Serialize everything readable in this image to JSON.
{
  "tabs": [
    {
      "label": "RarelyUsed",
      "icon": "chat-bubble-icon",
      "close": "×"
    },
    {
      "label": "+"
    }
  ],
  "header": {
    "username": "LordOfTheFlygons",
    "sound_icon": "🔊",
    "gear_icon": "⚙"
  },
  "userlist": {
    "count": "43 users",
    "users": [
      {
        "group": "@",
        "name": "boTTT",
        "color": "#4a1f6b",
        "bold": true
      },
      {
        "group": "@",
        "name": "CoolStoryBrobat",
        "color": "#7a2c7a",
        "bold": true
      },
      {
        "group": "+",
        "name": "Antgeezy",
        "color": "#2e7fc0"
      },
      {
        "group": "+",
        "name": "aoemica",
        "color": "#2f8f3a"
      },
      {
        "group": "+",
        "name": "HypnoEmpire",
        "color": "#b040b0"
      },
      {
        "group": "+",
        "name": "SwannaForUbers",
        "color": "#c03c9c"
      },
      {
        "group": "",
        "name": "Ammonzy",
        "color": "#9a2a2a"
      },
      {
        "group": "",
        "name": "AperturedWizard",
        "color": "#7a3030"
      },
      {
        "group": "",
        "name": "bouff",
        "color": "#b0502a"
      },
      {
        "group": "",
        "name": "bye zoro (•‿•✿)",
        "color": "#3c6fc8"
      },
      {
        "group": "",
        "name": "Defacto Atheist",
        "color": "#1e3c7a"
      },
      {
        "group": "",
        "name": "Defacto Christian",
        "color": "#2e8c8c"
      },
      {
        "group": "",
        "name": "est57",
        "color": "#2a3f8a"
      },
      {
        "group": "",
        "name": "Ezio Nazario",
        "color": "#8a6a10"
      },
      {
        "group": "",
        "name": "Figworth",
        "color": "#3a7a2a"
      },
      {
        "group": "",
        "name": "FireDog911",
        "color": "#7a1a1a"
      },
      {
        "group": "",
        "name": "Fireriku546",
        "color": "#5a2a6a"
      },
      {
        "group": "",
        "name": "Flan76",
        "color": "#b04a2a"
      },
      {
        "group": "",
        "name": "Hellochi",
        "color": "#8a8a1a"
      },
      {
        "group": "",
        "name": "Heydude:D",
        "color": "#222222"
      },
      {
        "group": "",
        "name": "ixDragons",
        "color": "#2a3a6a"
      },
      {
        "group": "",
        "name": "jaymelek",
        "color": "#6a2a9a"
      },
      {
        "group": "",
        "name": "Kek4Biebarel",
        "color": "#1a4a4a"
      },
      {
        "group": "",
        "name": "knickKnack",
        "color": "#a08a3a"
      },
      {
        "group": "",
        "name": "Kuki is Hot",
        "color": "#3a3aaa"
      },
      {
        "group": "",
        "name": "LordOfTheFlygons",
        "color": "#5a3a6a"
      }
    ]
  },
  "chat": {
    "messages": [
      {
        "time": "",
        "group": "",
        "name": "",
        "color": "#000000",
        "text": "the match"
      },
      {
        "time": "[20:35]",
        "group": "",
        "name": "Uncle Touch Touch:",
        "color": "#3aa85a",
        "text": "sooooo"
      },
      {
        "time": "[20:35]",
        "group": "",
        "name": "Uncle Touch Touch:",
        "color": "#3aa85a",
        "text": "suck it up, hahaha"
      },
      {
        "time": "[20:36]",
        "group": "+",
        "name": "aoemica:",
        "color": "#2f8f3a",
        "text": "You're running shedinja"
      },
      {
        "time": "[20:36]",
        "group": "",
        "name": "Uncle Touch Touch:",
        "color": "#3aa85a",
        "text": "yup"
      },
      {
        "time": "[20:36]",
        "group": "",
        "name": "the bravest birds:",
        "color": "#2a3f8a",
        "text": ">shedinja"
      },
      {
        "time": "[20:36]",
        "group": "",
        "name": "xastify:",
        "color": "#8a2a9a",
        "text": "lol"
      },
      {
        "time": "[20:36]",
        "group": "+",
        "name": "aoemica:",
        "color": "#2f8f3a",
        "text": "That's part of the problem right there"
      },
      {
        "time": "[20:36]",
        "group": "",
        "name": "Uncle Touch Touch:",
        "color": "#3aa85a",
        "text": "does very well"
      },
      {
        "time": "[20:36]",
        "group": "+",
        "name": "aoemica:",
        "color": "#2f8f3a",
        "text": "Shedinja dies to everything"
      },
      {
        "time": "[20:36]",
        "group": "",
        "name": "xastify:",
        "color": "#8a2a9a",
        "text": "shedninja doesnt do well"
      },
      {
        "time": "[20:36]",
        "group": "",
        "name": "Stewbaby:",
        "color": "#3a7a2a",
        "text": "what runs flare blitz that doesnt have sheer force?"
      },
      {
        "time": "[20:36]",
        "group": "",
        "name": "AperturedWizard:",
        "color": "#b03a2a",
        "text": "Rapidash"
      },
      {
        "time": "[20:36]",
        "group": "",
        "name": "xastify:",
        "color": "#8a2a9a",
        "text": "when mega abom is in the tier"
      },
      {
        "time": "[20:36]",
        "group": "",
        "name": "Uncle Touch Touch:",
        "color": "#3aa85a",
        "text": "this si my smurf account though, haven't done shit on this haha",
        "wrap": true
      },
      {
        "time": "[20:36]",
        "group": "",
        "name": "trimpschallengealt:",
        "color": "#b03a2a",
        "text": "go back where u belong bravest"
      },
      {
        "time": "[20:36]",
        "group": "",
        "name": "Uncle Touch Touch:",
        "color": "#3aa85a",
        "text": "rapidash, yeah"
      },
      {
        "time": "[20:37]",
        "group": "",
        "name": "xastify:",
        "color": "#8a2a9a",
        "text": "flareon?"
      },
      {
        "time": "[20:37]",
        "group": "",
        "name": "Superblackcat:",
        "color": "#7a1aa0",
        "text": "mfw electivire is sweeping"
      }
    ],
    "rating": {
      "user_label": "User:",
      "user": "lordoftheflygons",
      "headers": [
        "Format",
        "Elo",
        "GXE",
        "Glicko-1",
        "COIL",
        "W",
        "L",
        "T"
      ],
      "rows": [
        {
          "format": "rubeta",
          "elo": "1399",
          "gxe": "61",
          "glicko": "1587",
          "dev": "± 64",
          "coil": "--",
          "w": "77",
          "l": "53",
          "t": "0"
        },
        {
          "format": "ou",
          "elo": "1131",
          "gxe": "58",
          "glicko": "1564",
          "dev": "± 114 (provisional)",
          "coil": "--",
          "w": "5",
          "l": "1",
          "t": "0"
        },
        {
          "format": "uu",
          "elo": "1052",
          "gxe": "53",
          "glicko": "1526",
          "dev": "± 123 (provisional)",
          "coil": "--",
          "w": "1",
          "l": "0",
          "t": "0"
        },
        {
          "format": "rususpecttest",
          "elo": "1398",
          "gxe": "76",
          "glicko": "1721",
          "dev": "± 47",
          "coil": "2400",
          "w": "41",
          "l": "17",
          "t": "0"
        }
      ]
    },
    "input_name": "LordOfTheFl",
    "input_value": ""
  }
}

┄┄┄┄┄┄┄┄┄┄

#### EXERCISE PROMPT
Search the data above for lines holding "everything" and copy each of them.

#### COMPLETE OUTPUT
Serialize everything readable in this image to JSON.
        "text": "Shedinja dies to everything"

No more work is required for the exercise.